-- begin --
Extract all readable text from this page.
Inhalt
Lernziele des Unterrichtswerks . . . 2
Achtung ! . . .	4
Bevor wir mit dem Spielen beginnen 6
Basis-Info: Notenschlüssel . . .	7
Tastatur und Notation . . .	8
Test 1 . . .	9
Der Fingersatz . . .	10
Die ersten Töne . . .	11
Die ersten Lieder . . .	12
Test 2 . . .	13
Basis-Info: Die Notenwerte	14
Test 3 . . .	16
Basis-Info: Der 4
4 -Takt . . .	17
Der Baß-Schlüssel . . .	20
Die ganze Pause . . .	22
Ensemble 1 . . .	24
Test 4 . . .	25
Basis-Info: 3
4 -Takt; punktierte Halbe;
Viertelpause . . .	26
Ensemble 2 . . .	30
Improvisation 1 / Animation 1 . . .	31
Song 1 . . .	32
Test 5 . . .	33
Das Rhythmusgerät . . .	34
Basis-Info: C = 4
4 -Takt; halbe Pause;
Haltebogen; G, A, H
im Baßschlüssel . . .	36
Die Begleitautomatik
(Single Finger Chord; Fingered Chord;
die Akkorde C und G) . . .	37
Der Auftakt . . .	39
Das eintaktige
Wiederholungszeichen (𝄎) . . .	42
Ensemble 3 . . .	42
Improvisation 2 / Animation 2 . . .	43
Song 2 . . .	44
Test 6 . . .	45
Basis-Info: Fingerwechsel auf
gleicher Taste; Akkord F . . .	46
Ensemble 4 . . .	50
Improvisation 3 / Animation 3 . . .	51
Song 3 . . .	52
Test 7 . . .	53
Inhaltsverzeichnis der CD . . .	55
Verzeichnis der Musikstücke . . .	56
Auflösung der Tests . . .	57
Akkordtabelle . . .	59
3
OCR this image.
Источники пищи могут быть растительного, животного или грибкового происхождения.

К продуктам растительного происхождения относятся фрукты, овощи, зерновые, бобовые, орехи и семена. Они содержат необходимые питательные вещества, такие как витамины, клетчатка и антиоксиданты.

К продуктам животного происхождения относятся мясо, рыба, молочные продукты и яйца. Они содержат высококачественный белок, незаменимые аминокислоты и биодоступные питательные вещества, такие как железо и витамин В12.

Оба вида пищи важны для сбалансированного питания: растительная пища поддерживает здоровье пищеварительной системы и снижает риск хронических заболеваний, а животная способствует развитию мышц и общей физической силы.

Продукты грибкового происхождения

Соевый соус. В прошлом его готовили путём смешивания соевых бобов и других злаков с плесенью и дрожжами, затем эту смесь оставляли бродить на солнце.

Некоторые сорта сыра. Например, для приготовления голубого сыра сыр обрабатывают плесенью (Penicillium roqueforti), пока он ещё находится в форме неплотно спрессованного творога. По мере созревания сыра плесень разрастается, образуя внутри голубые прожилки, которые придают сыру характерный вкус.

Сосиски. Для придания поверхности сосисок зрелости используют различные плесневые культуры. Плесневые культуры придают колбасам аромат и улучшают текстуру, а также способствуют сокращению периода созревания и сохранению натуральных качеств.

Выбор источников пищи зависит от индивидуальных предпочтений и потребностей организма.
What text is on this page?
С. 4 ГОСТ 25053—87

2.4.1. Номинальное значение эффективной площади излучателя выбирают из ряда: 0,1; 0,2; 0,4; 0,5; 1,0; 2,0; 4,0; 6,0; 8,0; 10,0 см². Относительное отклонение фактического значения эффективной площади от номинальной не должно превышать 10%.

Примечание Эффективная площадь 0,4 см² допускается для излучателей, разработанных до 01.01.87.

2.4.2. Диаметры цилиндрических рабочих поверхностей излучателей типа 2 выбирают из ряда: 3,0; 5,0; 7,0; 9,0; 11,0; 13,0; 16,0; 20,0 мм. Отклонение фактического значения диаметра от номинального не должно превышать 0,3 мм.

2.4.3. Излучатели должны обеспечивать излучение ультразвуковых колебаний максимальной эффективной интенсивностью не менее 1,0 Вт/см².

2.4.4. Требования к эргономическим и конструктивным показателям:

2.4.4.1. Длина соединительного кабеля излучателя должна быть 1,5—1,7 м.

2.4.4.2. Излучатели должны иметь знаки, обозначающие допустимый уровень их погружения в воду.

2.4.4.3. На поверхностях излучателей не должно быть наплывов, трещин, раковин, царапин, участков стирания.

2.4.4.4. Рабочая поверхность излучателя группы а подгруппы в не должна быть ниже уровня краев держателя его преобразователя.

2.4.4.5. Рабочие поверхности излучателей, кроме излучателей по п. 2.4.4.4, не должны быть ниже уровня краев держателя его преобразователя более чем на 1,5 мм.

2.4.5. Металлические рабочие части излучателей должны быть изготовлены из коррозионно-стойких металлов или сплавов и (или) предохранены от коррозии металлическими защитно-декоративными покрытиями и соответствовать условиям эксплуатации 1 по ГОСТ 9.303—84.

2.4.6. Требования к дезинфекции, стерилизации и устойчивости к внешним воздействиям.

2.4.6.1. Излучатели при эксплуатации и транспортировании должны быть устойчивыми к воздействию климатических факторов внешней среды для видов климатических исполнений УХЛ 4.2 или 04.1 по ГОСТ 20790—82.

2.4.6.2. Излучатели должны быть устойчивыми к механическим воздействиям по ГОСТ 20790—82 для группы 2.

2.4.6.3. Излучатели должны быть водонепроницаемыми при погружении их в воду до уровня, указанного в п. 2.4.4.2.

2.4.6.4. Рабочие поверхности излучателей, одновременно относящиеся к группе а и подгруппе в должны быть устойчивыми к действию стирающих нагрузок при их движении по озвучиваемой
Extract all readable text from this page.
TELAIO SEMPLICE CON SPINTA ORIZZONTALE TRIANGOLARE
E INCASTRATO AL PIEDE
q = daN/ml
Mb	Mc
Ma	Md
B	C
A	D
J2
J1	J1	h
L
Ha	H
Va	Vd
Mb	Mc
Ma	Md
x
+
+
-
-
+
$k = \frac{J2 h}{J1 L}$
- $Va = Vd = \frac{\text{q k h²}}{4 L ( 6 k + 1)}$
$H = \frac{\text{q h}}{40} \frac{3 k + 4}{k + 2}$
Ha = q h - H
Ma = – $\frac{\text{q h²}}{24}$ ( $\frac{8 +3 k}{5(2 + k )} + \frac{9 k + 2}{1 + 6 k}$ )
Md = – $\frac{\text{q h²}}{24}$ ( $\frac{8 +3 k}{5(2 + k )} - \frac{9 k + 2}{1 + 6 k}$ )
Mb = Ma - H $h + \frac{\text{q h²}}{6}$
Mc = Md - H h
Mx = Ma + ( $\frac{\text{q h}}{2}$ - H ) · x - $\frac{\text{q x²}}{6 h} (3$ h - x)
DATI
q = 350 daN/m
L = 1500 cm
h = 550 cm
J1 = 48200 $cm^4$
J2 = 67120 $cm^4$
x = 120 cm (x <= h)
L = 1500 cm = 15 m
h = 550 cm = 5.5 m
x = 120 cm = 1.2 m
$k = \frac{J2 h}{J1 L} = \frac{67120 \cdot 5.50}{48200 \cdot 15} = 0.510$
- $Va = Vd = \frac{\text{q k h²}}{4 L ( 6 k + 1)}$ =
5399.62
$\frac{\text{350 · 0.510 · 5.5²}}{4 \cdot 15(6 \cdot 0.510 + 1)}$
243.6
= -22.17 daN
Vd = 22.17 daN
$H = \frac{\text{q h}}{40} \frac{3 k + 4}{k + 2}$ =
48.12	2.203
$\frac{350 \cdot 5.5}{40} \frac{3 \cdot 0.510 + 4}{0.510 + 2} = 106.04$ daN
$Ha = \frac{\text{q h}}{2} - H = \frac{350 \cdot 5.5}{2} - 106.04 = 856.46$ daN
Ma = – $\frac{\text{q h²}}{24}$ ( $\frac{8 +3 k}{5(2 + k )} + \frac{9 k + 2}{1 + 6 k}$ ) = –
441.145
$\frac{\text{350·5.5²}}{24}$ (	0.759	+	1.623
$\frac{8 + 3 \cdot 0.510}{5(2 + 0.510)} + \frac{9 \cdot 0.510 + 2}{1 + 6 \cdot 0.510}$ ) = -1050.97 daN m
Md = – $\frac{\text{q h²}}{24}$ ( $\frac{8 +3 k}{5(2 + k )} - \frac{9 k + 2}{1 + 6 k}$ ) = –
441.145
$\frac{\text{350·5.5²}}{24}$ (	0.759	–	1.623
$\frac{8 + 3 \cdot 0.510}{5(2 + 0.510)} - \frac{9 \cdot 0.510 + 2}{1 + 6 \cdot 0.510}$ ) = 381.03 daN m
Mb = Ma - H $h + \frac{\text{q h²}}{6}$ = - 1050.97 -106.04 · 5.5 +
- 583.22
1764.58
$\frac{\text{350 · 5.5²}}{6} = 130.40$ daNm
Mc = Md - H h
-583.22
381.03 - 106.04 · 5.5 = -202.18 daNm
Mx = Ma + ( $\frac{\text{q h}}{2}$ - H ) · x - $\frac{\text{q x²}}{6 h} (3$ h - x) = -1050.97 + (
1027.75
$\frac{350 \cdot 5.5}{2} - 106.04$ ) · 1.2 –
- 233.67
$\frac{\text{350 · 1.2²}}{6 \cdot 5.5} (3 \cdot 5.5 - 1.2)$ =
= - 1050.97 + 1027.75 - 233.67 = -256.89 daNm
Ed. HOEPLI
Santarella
-- end --
- WHAT YOU HAVE TO DO
Identify the lines of the entries containing the string "поверхности". Copy each such line.

- EXERCISE ANSWER
Сосиски. Для придания поверхности сосисок зрелости используют различные плесневые культуры. Плесневые культуры придают колбасам аромат и улучшают текстуру, а также способствуют сокращению периода созревания и сохранению натуральных качеств.
2.4.4.5. Рабочие поверхности излучателей, кроме излучателей по п. 2.4.4.4, не должны быть ниже уровня краев держателя его преобразователя более чем на 1,5 мм.
2.4.6.4. Рабочие поверхности излучателей, одновременно относящиеся к группе а и подгруппе в должны быть устойчивыми к действию стирающих нагрузок при их движении по озвучиваемой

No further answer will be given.